> What the task requires
Go through the listing beneath this task and return every line that carries the string "title".

====== Listed records

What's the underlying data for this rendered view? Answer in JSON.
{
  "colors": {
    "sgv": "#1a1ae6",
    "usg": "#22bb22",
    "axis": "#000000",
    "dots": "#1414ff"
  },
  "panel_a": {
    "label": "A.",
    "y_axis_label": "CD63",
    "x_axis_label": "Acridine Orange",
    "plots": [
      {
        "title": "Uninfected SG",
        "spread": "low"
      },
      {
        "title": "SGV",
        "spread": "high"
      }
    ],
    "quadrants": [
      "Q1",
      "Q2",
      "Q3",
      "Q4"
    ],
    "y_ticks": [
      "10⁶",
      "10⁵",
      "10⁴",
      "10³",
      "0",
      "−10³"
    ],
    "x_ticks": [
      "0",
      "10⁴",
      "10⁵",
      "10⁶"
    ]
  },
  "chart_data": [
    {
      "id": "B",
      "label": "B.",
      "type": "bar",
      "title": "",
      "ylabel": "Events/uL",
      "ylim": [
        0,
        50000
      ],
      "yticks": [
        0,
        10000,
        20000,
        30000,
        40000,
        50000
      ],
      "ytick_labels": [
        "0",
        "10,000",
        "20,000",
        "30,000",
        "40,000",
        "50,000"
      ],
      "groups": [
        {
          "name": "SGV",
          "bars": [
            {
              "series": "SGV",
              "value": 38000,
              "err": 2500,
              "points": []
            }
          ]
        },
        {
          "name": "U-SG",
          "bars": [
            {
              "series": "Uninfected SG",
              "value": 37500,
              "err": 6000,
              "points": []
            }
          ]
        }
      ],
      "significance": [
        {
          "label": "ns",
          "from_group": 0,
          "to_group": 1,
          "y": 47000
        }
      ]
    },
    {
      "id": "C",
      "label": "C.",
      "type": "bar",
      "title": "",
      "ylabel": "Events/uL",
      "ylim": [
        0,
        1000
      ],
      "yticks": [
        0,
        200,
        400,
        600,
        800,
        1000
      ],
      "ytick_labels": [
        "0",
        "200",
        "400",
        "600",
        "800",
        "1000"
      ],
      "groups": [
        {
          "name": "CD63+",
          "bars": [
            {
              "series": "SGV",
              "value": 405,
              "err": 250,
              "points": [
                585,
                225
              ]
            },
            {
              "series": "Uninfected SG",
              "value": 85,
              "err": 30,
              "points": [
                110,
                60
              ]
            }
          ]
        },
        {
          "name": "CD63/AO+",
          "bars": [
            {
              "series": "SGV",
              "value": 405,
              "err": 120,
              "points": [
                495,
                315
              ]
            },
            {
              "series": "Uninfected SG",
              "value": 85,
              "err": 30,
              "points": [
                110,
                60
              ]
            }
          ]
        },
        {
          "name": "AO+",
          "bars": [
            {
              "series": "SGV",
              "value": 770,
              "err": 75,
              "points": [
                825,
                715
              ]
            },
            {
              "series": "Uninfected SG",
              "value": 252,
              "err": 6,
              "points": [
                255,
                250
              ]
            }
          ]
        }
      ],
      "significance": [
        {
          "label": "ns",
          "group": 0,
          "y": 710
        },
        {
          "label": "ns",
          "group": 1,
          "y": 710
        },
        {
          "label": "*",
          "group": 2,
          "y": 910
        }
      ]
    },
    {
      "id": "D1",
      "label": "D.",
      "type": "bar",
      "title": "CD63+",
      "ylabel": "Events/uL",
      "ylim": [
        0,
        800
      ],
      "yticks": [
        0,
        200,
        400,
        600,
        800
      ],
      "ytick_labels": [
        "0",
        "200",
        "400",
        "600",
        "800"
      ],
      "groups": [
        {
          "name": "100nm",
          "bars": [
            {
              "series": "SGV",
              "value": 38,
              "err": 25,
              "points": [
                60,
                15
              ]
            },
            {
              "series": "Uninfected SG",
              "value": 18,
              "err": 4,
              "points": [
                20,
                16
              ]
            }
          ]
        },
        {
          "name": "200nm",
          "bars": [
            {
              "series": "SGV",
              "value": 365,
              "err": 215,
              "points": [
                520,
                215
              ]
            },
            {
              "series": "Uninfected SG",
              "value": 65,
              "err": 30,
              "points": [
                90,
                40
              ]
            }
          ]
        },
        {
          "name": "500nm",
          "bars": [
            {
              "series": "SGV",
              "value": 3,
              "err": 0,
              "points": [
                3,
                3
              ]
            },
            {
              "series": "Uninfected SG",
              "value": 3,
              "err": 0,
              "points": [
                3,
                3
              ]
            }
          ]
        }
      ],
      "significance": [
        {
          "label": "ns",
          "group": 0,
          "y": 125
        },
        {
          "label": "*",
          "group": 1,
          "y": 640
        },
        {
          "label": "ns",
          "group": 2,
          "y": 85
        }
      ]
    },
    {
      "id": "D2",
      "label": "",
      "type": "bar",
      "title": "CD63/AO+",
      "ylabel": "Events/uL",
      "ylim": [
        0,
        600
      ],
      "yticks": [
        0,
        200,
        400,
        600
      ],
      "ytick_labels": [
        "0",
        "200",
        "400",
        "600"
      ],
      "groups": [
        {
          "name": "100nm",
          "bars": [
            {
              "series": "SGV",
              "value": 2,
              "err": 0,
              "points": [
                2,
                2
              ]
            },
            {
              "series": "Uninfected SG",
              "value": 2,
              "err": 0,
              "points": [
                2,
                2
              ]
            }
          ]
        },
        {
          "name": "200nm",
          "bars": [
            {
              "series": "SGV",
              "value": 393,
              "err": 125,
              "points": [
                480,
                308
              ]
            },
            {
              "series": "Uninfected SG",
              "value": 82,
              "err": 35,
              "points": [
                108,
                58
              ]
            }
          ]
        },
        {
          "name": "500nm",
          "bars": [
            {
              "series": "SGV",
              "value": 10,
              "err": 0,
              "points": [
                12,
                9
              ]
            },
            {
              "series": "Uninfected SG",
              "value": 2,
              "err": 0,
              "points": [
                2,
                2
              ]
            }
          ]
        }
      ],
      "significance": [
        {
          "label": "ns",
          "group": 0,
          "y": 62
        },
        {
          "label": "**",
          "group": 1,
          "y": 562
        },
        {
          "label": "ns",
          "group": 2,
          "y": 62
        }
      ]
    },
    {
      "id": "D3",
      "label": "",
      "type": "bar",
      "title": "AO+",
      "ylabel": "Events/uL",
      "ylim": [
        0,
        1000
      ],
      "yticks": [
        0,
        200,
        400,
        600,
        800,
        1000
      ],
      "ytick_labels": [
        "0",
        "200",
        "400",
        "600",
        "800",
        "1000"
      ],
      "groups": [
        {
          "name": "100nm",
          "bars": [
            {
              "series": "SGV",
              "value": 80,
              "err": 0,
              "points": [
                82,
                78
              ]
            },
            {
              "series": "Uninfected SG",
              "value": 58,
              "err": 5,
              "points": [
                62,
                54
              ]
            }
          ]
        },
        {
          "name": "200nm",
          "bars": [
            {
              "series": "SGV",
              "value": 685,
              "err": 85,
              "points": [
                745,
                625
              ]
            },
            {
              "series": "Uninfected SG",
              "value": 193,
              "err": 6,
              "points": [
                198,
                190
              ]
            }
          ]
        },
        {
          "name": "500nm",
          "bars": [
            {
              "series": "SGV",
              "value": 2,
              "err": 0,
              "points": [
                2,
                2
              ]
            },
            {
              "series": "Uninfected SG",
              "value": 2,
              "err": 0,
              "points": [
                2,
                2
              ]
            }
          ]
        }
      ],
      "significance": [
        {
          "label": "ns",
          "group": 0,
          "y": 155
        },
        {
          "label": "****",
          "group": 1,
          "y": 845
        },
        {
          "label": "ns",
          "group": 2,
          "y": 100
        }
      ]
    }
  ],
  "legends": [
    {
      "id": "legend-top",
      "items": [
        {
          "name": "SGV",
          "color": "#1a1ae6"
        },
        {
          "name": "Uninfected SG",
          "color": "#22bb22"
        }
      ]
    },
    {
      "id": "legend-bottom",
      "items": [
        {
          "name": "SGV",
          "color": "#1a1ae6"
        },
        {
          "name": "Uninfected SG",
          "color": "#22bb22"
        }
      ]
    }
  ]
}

============

> Written response
        "title": "Uninfected SG",
        "title": "SGV",
      "title": "",
      "title": "",
      "title": "CD63+",
      "title": "CD63/AO+",
      "title": "AO+",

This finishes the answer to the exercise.